**Given task**
Reproduce the lines exactly, from the first one through the line that contains "data-label: +$217M [326, 113, 359, 123]".
___ Data listing
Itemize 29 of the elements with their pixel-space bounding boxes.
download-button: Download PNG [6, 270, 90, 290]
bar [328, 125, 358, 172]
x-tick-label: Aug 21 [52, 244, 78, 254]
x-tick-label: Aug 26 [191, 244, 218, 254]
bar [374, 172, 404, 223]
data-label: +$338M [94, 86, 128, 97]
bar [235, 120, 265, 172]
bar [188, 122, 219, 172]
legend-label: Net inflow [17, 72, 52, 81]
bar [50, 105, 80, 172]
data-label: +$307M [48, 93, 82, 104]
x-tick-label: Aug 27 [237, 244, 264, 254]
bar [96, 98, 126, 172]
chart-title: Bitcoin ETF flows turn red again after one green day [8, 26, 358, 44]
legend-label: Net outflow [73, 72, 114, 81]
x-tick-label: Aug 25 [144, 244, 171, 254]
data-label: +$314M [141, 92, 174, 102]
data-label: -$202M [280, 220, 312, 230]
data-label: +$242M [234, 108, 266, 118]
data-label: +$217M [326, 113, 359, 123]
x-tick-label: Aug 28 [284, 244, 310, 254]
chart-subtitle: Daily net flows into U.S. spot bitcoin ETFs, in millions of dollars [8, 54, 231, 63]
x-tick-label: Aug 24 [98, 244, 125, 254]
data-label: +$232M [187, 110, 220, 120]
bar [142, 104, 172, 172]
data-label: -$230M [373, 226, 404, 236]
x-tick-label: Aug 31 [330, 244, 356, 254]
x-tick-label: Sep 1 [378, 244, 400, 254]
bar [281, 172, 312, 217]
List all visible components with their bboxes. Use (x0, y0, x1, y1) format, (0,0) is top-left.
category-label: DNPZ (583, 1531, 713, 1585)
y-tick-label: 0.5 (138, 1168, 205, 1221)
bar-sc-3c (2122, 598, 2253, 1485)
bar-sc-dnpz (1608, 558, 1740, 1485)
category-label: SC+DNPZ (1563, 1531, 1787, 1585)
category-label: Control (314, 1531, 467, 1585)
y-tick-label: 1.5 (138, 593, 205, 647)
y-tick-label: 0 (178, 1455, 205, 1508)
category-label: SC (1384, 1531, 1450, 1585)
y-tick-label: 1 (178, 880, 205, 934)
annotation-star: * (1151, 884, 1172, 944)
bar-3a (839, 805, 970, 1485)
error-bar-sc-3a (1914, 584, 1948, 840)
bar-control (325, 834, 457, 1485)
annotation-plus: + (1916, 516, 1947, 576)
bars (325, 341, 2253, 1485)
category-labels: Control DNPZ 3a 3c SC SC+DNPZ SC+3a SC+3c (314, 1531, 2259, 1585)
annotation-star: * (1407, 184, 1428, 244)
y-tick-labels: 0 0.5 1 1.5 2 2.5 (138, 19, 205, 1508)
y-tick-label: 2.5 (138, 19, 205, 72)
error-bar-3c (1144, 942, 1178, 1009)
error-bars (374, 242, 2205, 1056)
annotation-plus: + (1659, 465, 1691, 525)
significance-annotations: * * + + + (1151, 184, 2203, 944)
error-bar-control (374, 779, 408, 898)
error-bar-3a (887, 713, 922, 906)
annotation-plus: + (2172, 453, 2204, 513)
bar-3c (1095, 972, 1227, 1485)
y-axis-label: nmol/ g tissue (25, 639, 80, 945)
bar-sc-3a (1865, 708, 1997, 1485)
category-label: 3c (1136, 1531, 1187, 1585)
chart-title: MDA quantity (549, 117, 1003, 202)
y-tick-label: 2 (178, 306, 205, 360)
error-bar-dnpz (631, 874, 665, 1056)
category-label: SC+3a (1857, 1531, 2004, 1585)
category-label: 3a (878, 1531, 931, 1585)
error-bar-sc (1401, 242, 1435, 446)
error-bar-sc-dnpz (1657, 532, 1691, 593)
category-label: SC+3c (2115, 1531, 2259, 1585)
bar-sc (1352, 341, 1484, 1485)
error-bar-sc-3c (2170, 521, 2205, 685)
______
**Full solution**
Itemize 29 of the elements with their pixel-space bounding boxes.
download-button: Download PNG [6, 270, 90, 290]
bar [328, 125, 358, 172]
x-tick-label: Aug 21 [52, 244, 78, 254]
x-tick-label: Aug 26 [191, 244, 218, 254]
bar [374, 172, 404, 223]
data-label: +$338M [94, 86, 128, 97]
bar [235, 120, 265, 172]
bar [188, 122, 219, 172]
legend-label: Net inflow [17, 72, 52, 81]
bar [50, 105, 80, 172]
data-label: +$307M [48, 93, 82, 104]
x-tick-label: Aug 27 [237, 244, 264, 254]
bar [96, 98, 126, 172]
chart-title: Bitcoin ETF flows turn red again after one green day [8, 26, 358, 44]
legend-label: Net outflow [73, 72, 114, 81]
x-tick-label: Aug 25 [144, 244, 171, 254]
data-label: +$314M [141, 92, 174, 102]
data-label: -$202M [280, 220, 312, 230]
data-label: +$242M [234, 108, 266, 118]
data-label: +$217M [326, 113, 359, 123]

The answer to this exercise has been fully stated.